## Begin DATA IN THIS EXERCISE

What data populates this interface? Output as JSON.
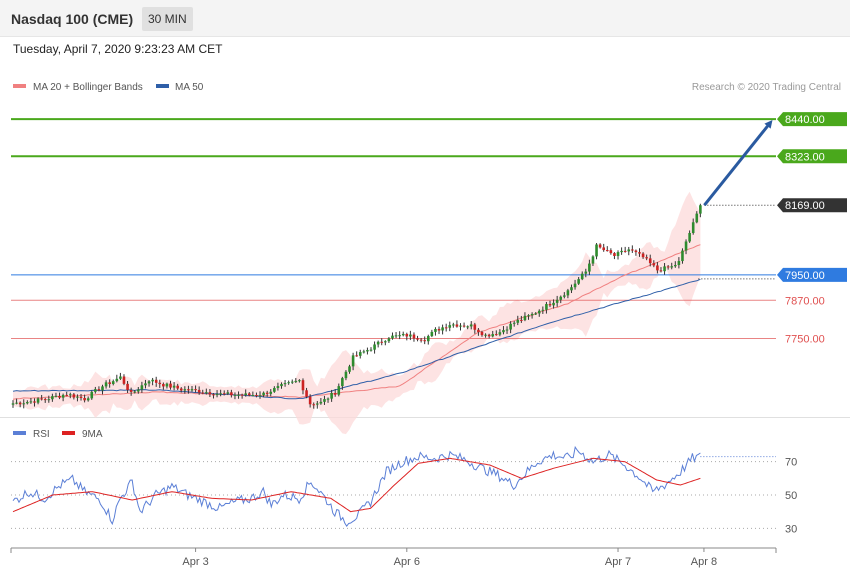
{
  "header": {
    "title": "Nasdaq 100 (CME)",
    "timeframe": "30 MIN",
    "datetime": "Tuesday, April 7, 2020 9:23:23 AM CET"
  },
  "legend": {
    "ma20_label": "MA 20 + Bollinger Bands",
    "ma20_color": "#f08080",
    "ma50_label": "MA 50",
    "ma50_color": "#2f5fa8",
    "copyright": "Research © 2020 Trading Central"
  },
  "rsi_legend": {
    "rsi_label": "RSI",
    "rsi_color": "#5b7fd6",
    "ma9_label": "9MA",
    "ma9_color": "#dd2222"
  },
  "chart_data": [
    {
      "type": "candlestick",
      "x_labels": [
        "Apr 3",
        "Apr 6",
        "Apr 7",
        "Apr 8"
      ],
      "ylim": [
        7525,
        8500
      ],
      "levels": [
        {
          "value": 8440.0,
          "label": "8440.00",
          "role": "target",
          "color": "#4aa81c"
        },
        {
          "value": 8323.0,
          "label": "8323.00",
          "role": "target",
          "color": "#4aa81c"
        },
        {
          "value": 8169.0,
          "label": "8169.00",
          "role": "last price",
          "color": "#333333"
        },
        {
          "value": 7950.0,
          "label": "7950.00",
          "role": "pivot",
          "color": "#2f7be0"
        },
        {
          "value": 7870.0,
          "label": "7870.00",
          "role": "support",
          "color": "#e05050"
        },
        {
          "value": 7750.0,
          "label": "7750.00",
          "role": "support",
          "color": "#e05050"
        }
      ],
      "arrow": {
        "from": 8169,
        "to": 8440,
        "direction": "up",
        "color": "#2a5aa0"
      },
      "anchors": [
        [
          0,
          7546
        ],
        [
          5,
          7552
        ],
        [
          10,
          7562
        ],
        [
          15,
          7575
        ],
        [
          20,
          7560
        ],
        [
          25,
          7600
        ],
        [
          30,
          7628
        ],
        [
          33,
          7575
        ],
        [
          38,
          7620
        ],
        [
          42,
          7605
        ],
        [
          47,
          7590
        ],
        [
          52,
          7585
        ],
        [
          58,
          7575
        ],
        [
          66,
          7572
        ],
        [
          70,
          7576
        ],
        [
          75,
          7600
        ],
        [
          80,
          7618
        ],
        [
          83,
          7545
        ],
        [
          86,
          7548
        ],
        [
          90,
          7580
        ],
        [
          95,
          7690
        ],
        [
          100,
          7720
        ],
        [
          105,
          7755
        ],
        [
          110,
          7760
        ],
        [
          115,
          7748
        ],
        [
          118,
          7775
        ],
        [
          122,
          7795
        ],
        [
          128,
          7790
        ],
        [
          132,
          7760
        ],
        [
          136,
          7770
        ],
        [
          140,
          7800
        ],
        [
          145,
          7825
        ],
        [
          150,
          7860
        ],
        [
          155,
          7900
        ],
        [
          160,
          7960
        ],
        [
          163,
          8040
        ],
        [
          168,
          8010
        ],
        [
          172,
          8030
        ],
        [
          176,
          8005
        ],
        [
          180,
          7965
        ],
        [
          184,
          7975
        ],
        [
          186,
          7990
        ],
        [
          188,
          8055
        ],
        [
          190,
          8110
        ],
        [
          192,
          8169
        ]
      ],
      "ma50_anchors": [
        [
          0,
          7585
        ],
        [
          40,
          7588
        ],
        [
          80,
          7560
        ],
        [
          108,
          7640
        ],
        [
          150,
          7800
        ],
        [
          192,
          7935
        ]
      ],
      "ma20_anchors": [
        [
          0,
          7560
        ],
        [
          40,
          7582
        ],
        [
          80,
          7565
        ],
        [
          108,
          7600
        ],
        [
          130,
          7770
        ],
        [
          155,
          7860
        ],
        [
          170,
          7945
        ],
        [
          192,
          8045
        ]
      ]
    },
    {
      "type": "line",
      "name": "RSI",
      "ylim": [
        20,
        80
      ],
      "y_ticks": [
        70,
        50,
        30
      ],
      "rsi_anchors": [
        [
          0,
          46
        ],
        [
          4,
          52
        ],
        [
          8,
          48
        ],
        [
          12,
          56
        ],
        [
          15,
          59
        ],
        [
          18,
          52
        ],
        [
          22,
          47
        ],
        [
          25,
          35
        ],
        [
          27,
          48
        ],
        [
          30,
          58
        ],
        [
          32,
          40
        ],
        [
          36,
          50
        ],
        [
          40,
          55
        ],
        [
          44,
          50
        ],
        [
          48,
          46
        ],
        [
          52,
          42
        ],
        [
          56,
          46
        ],
        [
          60,
          48
        ],
        [
          63,
          52
        ],
        [
          65,
          44
        ],
        [
          68,
          50
        ],
        [
          72,
          48
        ],
        [
          75,
          58
        ],
        [
          78,
          50
        ],
        [
          81,
          40
        ],
        [
          84,
          34
        ],
        [
          87,
          38
        ],
        [
          90,
          46
        ],
        [
          94,
          64
        ],
        [
          98,
          70
        ],
        [
          102,
          73
        ],
        [
          106,
          72
        ],
        [
          110,
          74
        ],
        [
          114,
          71
        ],
        [
          118,
          66
        ],
        [
          122,
          62
        ],
        [
          126,
          56
        ],
        [
          129,
          63
        ],
        [
          132,
          70
        ],
        [
          136,
          74
        ],
        [
          140,
          72
        ],
        [
          142,
          77
        ],
        [
          146,
          70
        ],
        [
          150,
          74
        ],
        [
          154,
          68
        ],
        [
          158,
          60
        ],
        [
          161,
          52
        ],
        [
          164,
          56
        ],
        [
          168,
          64
        ],
        [
          171,
          72
        ],
        [
          173,
          73
        ]
      ],
      "ma9_anchors": [
        [
          0,
          40
        ],
        [
          10,
          50
        ],
        [
          20,
          52
        ],
        [
          30,
          47
        ],
        [
          40,
          52
        ],
        [
          50,
          48
        ],
        [
          60,
          47
        ],
        [
          70,
          52
        ],
        [
          80,
          48
        ],
        [
          85,
          40
        ],
        [
          90,
          42
        ],
        [
          96,
          56
        ],
        [
          102,
          69
        ],
        [
          110,
          72
        ],
        [
          120,
          68
        ],
        [
          128,
          60
        ],
        [
          136,
          66
        ],
        [
          146,
          72
        ],
        [
          154,
          70
        ],
        [
          162,
          59
        ],
        [
          168,
          56
        ],
        [
          173,
          60
        ]
      ]
    }
  ]
}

## End DATA IN THIS EXERCISE

[EXERCISE DESCRIPTION]
Copy out each record shown above without alteration, skipping any picture.

[COMPLETE RESPONSE]
What data populates this interface? Output as JSON.
{
  "header": {
    "title": "Nasdaq 100 (CME)",
    "timeframe": "30 MIN",
    "datetime": "Tuesday, April 7, 2020 9:23:23 AM CET"
  },
  "legend": {
    "ma20_label": "MA 20 + Bollinger Bands",
    "ma20_color": "#f08080",
    "ma50_label": "MA 50",
    "ma50_color": "#2f5fa8",
    "copyright": "Research © 2020 Trading Central"
  },
  "rsi_legend": {
    "rsi_label": "RSI",
    "rsi_color": "#5b7fd6",
    "ma9_label": "9MA",
    "ma9_color": "#dd2222"
  },
  "chart_data": [
    {
      "type": "candlestick",
      "x_labels": [
        "Apr 3",
        "Apr 6",
        "Apr 7",
        "Apr 8"
      ],
      "ylim": [
        7525,
        8500
      ],
      "levels": [
        {
          "value": 8440.0,
          "label": "8440.00",
          "role": "target",
          "color": "#4aa81c"
        },
        {
          "value": 8323.0,
          "label": "8323.00",
          "role": "target",
          "color": "#4aa81c"
        },
        {
          "value": 8169.0,
          "label": "8169.00",
          "role": "last price",
          "color": "#333333"
        },
        {
          "value": 7950.0,
          "label": "7950.00",
          "role": "pivot",
          "color": "#2f7be0"
        },
        {
          "value": 7870.0,
          "label": "7870.00",
          "role": "support",
          "color": "#e05050"
        },
        {
          "value": 7750.0,
          "label": "7750.00",
          "role": "support",
          "color": "#e05050"
        }
      ],
      "arrow": {
        "from": 8169,
        "to": 8440,
        "direction": "up",
        "color": "#2a5aa0"
      },
      "anchors": [
        [
          0,
          7546
        ],
        [
          5,
          7552
        ],
        [
          10,
          7562
        ],
        [
          15,
          7575
        ],
        [
          20,
          7560
        ],
        [
          25,
          7600
        ],
        [
          30,
          7628
        ],
        [
          33,
          7575
        ],
        [
          38,
          7620
        ],
        [
          42,
          7605
        ],
        [
          47,
          7590
        ],
        [
          52,
          7585
        ],
        [
          58,
          7575
        ],
        [
          66,
          7572
        ],
        [
          70,
          7576
        ],
        [
          75,
          7600
        ],
        [
          80,
          7618
        ],
        [
          83,
          7545
        ],
        [
          86,
          7548
        ],
        [
          90,
          7580
        ],
        [
          95,
          7690
        ],
        [
          100,
          7720
        ],
        [
          105,
          7755
        ],
        [
          110,
          7760
        ],
        [
          115,
          7748
        ],
        [
          118,
          7775
        ],
        [
          122,
          7795
        ],
        [
          128,
          7790
        ],
        [
          132,
          7760
        ],
        [
          136,
          7770
        ],
        [
          140,
          7800
        ],
        [
          145,
          7825
        ],
        [
          150,
          7860
        ],
        [
          155,
          7900
        ],
        [
          160,
          7960
        ],
        [
          163,
          8040
        ],
        [
          168,
          8010
        ],
        [
          172,
          8030
        ],
        [
          176,
          8005
        ],
        [
          180,
          7965
        ],
        [
          184,
          7975
        ],
        [
          186,
          7990
        ],
        [
          188,
          8055
        ],
        [
          190,
          8110
        ],
        [
          192,
          8169
        ]
      ],
      "ma50_anchors": [
        [
          0,
          7585
        ],
        [
          40,
          7588
        ],
        [
          80,
          7560
        ],
        [
          108,
          7640
        ],
        [
          150,
          7800
        ],
        [
          192,
          7935
        ]
      ],
      "ma20_anchors": [
        [
          0,
          7560
        ],
        [
          40,
          7582
        ],
        [
          80,
          7565
        ],
        [
          108,
          7600
        ],
        [
          130,
          7770
        ],
        [
          155,
          7860
        ],
        [
          170,
          7945
        ],
        [
          192,
          8045
        ]
      ]
    },
    {
      "type": "line",
      "name": "RSI",
      "ylim": [
        20,
        80
      ],
      "y_ticks": [
        70,
        50,
        30
      ],
      "rsi_anchors": [
        [
          0,
          46
        ],
        [
          4,
          52
        ],
        [
          8,
          48
        ],
        [
          12,
          56
        ],
        [
          15,
          59
        ],
        [
          18,
          52
        ],
        [
          22,
          47
        ],
        [
          25,
          35
        ],
        [
          27,
          48
        ],
        [
          30,
          58
        ],
        [
          32,
          40
        ],
        [
          36,
          50
        ],
        [
          40,
          55
        ],
        [
          44,
          50
        ],
        [
          48,
          46
        ],
        [
          52,
          42
        ],
        [
          56,
          46
        ],
        [
          60,
          48
        ],
        [
          63,
          52
        ],
        [
          65,
          44
        ],
        [
          68,
          50
        ],
        [
          72,
          48
        ],
        [
          75,
          58
        ],
        [
          78,
          50
        ],
        [
          81,
          40
        ],
        [
          84,
          34
        ],
        [
          87,
          38
        ],
        [
          90,
          46
        ],
        [
          94,
          64
        ],
        [
          98,
          70
        ],
        [
          102,
          73
        ],
        [
          106,
          72
        ],
        [
          110,
          74
        ],
        [
          114,
          71
        ],
        [
          118,
          66
        ],
        [
          122,
          62
        ],
        [
          126,
          56
        ],
        [
          129,
          63
        ],
        [
          132,
          70
        ],
        [
          136,
          74
        ],
        [
          140,
          72
        ],
        [
          142,
          77
        ],
        [
          146,
          70
        ],
        [
          150,
          74
        ],
        [
          154,
          68
        ],
        [
          158,
          60
        ],
        [
          161,
          52
        ],
        [
          164,
          56
        ],
        [
          168,
          64
        ],
        [
          171,
          72
        ],
        [
          173,
          73
        ]
      ],
      "ma9_anchors": [
        [
          0,
          40
        ],
        [
          10,
          50
        ],
        [
          20,
          52
        ],
        [
          30,
          47
        ],
        [
          40,
          52
        ],
        [
          50,
          48
        ],
        [
          60,
          47
        ],
        [
          70,
          52
        ],
        [
          80,
          48
        ],
        [
          85,
          40
        ],
        [
          90,
          42
        ],
        [
          96,
          56
        ],
        [
          102,
          69
        ],
        [
          110,
          72
        ],
        [
          120,
          68
        ],
        [
          128,
          60
        ],
        [
          136,
          66
        ],
        [
          146,
          72
        ],
        [
          154,
          70
        ],
        [
          162,
          59
        ],
        [
          168,
          56
        ],
        [
          173,
          60
        ]
      ]
    }
  ]
}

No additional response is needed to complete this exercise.